* begin RECORDS FOR THE EXERCISE *
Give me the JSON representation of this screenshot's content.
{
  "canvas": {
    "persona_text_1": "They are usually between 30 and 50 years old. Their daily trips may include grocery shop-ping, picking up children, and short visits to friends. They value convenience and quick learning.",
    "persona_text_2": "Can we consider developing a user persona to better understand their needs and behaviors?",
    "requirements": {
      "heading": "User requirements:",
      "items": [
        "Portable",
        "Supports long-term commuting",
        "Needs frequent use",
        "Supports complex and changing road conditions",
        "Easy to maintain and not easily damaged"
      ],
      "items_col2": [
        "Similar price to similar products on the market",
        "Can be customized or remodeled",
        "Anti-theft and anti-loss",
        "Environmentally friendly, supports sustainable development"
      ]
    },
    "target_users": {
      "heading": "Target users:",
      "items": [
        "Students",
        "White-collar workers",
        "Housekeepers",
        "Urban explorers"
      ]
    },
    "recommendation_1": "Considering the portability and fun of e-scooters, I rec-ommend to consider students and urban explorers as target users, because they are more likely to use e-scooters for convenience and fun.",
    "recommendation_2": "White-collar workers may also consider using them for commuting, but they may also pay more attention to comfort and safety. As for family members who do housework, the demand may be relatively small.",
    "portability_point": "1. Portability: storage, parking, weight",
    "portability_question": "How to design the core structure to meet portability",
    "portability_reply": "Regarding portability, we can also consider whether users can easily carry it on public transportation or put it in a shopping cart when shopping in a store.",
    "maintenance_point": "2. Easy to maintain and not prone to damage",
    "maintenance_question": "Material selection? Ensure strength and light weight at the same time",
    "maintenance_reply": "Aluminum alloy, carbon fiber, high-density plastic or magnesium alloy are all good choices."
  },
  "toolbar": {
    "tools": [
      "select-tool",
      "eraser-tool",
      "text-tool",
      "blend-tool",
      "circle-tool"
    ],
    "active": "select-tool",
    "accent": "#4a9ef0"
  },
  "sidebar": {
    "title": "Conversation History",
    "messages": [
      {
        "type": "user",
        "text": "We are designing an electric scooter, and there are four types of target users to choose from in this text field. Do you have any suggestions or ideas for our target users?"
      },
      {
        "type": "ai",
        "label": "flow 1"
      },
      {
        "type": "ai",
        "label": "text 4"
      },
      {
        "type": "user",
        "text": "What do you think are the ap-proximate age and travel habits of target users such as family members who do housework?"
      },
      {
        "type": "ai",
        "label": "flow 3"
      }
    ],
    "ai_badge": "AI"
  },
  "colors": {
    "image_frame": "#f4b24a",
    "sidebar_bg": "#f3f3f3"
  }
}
* end RECORDS FOR THE EXERCISE *
# STATED TASK:
Write the material out again word for word.

# WORKED ANSWER:
Give me the JSON representation of this screenshot's content.
{
  "canvas": {
    "persona_text_1": "They are usually between 30 and 50 years old. Their daily trips may include grocery shop-ping, picking up children, and short visits to friends. They value convenience and quick learning.",
    "persona_text_2": "Can we consider developing a user persona to better understand their needs and behaviors?",
    "requirements": {
      "heading": "User requirements:",
      "items": [
        "Portable",
        "Supports long-term commuting",
        "Needs frequent use",
        "Supports complex and changing road conditions",
        "Easy to maintain and not easily damaged"
      ],
      "items_col2": [
        "Similar price to similar products on the market",
        "Can be customized or remodeled",
        "Anti-theft and anti-loss",
        "Environmentally friendly, supports sustainable development"
      ]
    },
    "target_users": {
      "heading": "Target users:",
      "items": [
        "Students",
        "White-collar workers",
        "Housekeepers",
        "Urban explorers"
      ]
    },
    "recommendation_1": "Considering the portability and fun of e-scooters, I rec-ommend to consider students and urban explorers as target users, because they are more likely to use e-scooters for convenience and fun.",
    "recommendation_2": "White-collar workers may also consider using them for commuting, but they may also pay more attention to comfort and safety. As for family members who do housework, the demand may be relatively small.",
    "portability_point": "1. Portability: storage, parking, weight",
    "portability_question": "How to design the core structure to meet portability",
    "portability_reply": "Regarding portability, we can also consider whether users can easily carry it on public transportation or put it in a shopping cart when shopping in a store.",
    "maintenance_point": "2. Easy to maintain and not prone to damage",
    "maintenance_question": "Material selection? Ensure strength and light weight at the same time",
    "maintenance_reply": "Aluminum alloy, carbon fiber, high-density plastic or magnesium alloy are all good choices."
  },
  "toolbar": {
    "tools": [
      "select-tool",
      "eraser-tool",
      "text-tool",
      "blend-tool",
      "circle-tool"
    ],
    "active": "select-tool",
    "accent": "#4a9ef0"
  },
  "sidebar": {
    "title": "Conversation History",
    "messages": [
      {
        "type": "user",
        "text": "We are designing an electric scooter, and there are four types of target users to choose from in this text field. Do you have any suggestions or ideas for our target users?"
      },
      {
        "type": "ai",
        "label": "flow 1"
      },
      {
        "type": "ai",
        "label": "text 4"
      },
      {
        "type": "user",
        "text": "What do you think are the ap-proximate age and travel habits of target users such as family members who do housework?"
      },
      {
        "type": "ai",
        "label": "flow 3"
      }
    ],
    "ai_badge": "AI"
  },
  "colors": {
    "image_frame": "#f4b24a",
    "sidebar_bg": "#f3f3f3"
  }
}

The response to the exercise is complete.